» Exercise requirements:
In the material below, find each line holding the string "Message" and copy it.

» Records for this exercise:

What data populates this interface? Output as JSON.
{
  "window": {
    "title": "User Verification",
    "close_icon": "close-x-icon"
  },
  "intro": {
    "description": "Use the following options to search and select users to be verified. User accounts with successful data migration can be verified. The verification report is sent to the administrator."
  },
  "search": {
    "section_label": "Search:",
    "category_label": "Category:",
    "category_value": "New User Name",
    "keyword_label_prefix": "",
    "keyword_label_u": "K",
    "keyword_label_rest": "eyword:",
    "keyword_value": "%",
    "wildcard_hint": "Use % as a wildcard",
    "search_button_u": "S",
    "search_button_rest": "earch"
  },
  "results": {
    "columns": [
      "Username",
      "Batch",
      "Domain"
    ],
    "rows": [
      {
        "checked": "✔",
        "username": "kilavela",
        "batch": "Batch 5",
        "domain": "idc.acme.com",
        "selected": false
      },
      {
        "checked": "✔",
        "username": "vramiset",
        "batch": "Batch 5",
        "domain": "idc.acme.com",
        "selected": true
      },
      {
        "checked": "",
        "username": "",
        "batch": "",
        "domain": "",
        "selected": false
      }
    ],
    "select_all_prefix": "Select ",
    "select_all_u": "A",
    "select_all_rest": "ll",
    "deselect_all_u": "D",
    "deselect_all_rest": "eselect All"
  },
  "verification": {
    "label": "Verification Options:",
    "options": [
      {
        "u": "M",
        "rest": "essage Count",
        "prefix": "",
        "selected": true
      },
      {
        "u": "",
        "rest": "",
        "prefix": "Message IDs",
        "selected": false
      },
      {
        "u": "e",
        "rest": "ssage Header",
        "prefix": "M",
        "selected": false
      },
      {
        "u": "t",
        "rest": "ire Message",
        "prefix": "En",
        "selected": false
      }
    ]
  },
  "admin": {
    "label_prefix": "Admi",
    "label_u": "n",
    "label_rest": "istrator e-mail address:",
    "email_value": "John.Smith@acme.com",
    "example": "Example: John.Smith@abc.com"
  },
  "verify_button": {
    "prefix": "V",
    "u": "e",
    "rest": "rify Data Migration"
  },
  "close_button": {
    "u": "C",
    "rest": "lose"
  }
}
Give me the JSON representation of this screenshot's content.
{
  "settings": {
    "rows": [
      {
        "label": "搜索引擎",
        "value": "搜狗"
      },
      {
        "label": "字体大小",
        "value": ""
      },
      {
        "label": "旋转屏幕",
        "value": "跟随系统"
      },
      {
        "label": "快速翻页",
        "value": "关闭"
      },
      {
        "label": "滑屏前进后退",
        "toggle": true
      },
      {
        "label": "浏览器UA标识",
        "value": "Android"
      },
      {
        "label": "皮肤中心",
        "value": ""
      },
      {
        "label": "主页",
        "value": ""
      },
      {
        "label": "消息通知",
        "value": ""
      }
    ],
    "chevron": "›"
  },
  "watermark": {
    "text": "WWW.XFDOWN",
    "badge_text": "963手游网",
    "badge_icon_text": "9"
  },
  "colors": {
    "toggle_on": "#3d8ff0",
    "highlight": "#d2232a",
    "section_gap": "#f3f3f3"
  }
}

» Response to the task:
        "prefix": "Message IDs",
        "rest": "ire Message",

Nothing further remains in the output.